» **What the task requires**
Reply with the count of lines holding "design", nothing more.
[Start]
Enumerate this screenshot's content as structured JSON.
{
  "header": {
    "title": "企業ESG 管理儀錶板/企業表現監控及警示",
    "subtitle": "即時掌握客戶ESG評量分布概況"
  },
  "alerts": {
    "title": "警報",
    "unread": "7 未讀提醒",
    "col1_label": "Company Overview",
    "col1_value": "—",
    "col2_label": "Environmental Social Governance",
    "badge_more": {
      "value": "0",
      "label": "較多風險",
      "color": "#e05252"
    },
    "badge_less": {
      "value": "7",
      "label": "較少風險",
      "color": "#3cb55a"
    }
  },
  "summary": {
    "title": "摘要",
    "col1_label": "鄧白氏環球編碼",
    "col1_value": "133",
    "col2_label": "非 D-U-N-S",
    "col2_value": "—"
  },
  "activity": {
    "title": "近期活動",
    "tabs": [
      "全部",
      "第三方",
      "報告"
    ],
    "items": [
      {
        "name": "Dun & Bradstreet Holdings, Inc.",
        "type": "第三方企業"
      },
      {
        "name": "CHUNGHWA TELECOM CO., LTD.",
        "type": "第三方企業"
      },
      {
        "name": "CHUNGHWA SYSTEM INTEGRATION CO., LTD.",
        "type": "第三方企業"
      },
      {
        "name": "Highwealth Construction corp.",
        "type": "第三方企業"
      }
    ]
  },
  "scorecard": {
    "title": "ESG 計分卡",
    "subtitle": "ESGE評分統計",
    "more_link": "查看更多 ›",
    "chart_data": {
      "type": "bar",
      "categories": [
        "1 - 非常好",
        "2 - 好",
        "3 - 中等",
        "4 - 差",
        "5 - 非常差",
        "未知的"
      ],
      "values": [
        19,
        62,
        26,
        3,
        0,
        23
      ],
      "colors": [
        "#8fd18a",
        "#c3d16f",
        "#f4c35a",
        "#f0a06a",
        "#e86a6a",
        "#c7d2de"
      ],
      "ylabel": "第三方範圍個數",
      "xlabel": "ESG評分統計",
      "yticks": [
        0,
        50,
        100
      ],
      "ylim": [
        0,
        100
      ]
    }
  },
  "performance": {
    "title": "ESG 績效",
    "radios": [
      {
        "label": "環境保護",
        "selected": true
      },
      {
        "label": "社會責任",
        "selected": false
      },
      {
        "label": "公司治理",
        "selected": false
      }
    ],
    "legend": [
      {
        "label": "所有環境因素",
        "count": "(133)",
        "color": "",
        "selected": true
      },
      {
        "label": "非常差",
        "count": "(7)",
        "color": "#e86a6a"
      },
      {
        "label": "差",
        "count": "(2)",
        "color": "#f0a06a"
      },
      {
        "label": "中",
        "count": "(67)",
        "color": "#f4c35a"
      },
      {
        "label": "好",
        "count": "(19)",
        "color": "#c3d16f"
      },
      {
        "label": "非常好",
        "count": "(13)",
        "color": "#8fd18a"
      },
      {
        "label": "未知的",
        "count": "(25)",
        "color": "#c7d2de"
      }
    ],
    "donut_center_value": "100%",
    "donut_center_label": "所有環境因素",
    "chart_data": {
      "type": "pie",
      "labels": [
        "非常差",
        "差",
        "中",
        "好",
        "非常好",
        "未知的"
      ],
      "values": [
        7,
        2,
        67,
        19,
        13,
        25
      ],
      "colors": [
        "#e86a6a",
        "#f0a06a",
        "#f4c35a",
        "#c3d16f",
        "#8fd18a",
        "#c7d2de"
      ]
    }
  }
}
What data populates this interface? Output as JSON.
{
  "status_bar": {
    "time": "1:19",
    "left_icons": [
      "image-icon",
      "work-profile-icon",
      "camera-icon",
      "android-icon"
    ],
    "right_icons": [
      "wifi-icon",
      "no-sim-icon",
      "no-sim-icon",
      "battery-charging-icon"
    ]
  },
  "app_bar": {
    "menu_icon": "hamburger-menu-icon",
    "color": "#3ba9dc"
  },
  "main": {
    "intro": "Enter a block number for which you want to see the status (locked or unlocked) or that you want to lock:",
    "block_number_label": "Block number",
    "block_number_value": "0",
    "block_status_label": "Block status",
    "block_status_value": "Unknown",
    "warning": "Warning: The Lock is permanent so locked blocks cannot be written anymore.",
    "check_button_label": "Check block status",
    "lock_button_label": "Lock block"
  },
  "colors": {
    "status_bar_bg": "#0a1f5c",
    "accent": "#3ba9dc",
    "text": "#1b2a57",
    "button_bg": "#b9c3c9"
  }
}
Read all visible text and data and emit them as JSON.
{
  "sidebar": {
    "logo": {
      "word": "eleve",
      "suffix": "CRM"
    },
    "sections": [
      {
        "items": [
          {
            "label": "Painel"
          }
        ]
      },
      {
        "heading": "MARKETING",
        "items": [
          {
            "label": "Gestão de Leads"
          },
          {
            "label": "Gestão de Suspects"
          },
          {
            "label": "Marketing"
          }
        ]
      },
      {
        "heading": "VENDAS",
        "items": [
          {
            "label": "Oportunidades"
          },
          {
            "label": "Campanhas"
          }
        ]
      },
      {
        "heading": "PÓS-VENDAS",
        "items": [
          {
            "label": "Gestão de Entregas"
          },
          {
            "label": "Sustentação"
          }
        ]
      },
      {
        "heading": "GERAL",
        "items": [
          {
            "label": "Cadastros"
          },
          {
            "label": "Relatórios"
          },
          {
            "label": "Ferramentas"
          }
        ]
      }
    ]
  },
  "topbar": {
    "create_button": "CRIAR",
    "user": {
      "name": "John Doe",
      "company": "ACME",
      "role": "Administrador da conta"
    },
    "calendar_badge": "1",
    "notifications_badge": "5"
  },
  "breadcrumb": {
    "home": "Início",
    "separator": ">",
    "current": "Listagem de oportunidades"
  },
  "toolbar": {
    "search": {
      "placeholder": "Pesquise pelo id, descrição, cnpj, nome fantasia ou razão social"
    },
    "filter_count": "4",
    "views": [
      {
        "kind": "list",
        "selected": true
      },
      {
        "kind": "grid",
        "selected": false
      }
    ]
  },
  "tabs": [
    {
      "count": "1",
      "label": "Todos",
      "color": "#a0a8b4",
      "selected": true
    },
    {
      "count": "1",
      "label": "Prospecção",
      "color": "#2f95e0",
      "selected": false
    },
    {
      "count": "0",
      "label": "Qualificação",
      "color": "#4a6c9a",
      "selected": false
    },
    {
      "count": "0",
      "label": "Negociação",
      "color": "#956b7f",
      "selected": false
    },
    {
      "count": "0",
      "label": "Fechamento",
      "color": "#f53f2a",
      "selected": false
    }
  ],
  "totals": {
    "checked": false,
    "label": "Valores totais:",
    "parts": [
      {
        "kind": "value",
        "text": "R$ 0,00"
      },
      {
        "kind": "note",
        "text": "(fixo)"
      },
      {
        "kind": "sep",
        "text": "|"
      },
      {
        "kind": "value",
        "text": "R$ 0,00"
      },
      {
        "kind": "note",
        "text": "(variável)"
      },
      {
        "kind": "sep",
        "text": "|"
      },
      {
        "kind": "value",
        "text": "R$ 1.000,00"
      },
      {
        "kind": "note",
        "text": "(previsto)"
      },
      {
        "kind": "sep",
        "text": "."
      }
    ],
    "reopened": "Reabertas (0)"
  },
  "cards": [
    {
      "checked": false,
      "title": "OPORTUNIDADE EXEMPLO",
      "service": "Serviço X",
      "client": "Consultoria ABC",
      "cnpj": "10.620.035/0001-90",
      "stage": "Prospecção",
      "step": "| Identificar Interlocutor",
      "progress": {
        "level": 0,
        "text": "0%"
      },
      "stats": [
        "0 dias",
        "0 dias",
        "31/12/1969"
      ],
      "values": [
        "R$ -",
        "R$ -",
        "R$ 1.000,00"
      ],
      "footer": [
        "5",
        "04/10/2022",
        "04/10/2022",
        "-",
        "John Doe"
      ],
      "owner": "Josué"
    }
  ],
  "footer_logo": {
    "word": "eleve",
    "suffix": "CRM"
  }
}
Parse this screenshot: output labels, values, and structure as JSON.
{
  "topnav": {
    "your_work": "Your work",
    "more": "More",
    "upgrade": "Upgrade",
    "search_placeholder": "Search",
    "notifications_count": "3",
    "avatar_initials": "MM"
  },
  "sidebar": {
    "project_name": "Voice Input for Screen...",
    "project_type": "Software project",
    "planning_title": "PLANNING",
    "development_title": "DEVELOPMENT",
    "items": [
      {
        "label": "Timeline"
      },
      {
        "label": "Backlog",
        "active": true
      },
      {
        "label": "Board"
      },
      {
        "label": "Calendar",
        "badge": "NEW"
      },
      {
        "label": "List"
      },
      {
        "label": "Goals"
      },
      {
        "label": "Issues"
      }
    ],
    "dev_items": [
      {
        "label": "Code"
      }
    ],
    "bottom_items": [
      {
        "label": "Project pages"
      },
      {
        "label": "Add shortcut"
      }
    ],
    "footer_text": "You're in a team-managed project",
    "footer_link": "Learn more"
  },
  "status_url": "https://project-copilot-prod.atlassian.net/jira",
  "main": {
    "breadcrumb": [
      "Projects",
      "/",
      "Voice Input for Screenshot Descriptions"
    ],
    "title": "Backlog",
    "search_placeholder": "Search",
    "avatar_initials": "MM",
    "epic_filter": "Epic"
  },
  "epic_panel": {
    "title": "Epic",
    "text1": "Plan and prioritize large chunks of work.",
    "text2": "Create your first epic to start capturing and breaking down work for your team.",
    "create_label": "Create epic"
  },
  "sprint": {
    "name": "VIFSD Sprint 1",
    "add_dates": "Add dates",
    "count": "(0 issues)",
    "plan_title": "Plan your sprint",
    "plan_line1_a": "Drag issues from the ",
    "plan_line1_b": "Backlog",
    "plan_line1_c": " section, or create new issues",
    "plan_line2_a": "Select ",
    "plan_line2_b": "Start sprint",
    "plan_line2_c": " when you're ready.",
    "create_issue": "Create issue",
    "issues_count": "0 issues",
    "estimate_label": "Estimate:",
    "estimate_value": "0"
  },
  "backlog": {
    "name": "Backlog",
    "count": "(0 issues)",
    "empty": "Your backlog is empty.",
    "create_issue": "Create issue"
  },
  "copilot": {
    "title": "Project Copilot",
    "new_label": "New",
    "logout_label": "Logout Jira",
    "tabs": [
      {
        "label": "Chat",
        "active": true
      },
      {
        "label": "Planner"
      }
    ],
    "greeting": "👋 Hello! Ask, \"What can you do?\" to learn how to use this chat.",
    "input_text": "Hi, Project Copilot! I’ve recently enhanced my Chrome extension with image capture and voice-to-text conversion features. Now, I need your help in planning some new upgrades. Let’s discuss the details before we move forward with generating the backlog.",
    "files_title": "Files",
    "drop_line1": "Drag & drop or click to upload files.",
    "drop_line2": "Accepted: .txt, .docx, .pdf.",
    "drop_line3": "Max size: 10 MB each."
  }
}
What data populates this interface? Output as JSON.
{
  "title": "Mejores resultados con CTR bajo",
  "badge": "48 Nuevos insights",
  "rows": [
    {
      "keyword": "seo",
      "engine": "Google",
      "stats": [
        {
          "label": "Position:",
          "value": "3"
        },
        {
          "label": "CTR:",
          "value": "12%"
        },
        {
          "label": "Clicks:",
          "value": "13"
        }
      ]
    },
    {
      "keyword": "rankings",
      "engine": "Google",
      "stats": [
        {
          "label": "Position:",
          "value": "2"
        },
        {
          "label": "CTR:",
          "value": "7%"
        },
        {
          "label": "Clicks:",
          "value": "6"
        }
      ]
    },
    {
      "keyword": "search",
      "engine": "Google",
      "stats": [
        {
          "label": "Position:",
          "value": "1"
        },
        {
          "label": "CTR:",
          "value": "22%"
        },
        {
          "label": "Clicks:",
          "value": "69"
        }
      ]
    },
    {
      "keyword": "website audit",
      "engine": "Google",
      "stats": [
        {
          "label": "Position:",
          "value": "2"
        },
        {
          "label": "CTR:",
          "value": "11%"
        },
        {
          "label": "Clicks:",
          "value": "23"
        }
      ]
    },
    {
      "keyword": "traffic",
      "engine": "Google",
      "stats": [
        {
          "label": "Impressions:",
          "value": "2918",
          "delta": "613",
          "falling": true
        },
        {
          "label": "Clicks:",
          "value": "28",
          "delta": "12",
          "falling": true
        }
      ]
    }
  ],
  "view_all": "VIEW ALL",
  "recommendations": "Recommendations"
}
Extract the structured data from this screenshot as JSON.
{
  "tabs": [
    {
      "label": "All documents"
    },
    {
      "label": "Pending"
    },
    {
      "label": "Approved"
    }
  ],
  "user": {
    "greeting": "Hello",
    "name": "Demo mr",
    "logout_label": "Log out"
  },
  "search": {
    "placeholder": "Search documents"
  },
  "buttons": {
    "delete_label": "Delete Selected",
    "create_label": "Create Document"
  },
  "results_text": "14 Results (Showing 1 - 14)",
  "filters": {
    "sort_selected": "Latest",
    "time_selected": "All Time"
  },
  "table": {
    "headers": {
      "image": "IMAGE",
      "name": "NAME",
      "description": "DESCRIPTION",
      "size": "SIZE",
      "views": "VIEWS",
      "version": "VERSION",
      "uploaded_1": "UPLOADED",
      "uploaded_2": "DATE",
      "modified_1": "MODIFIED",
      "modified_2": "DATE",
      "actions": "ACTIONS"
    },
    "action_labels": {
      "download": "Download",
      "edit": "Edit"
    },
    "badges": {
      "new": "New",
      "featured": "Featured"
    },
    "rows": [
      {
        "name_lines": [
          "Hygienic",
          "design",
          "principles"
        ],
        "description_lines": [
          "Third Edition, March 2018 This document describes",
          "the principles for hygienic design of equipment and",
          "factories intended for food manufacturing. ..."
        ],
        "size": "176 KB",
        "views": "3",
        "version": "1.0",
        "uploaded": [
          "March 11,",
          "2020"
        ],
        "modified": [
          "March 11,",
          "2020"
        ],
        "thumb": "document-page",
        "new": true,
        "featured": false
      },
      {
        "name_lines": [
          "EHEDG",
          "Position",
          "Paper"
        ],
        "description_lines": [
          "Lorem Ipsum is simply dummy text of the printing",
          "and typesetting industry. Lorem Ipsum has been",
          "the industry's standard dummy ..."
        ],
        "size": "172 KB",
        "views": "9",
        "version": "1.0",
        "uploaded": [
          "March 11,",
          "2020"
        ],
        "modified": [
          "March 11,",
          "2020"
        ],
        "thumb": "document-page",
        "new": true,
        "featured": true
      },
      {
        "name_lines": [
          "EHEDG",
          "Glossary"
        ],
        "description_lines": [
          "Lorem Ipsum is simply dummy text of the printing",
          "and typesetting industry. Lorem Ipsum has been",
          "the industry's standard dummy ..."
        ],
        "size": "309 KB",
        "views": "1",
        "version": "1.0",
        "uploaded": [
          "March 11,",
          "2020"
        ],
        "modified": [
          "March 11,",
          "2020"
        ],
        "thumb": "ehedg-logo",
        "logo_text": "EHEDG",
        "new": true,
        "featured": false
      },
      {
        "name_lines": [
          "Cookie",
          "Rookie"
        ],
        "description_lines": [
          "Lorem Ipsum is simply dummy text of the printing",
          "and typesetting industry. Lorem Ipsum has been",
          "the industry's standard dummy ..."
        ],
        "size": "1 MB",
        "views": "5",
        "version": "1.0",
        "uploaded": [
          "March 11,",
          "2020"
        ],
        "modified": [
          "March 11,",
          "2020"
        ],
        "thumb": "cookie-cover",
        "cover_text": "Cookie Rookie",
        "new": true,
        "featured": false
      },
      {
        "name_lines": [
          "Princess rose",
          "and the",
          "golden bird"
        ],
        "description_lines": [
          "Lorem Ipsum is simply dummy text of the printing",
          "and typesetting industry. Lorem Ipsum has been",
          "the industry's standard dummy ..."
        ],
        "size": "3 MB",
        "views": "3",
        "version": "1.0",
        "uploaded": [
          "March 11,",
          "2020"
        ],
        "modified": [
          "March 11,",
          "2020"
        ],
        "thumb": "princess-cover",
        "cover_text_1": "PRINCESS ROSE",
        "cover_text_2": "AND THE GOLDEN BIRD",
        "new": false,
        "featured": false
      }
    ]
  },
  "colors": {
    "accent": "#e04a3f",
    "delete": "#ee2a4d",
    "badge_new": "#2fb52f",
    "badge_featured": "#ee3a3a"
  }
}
[End]
» **Finished answer**
2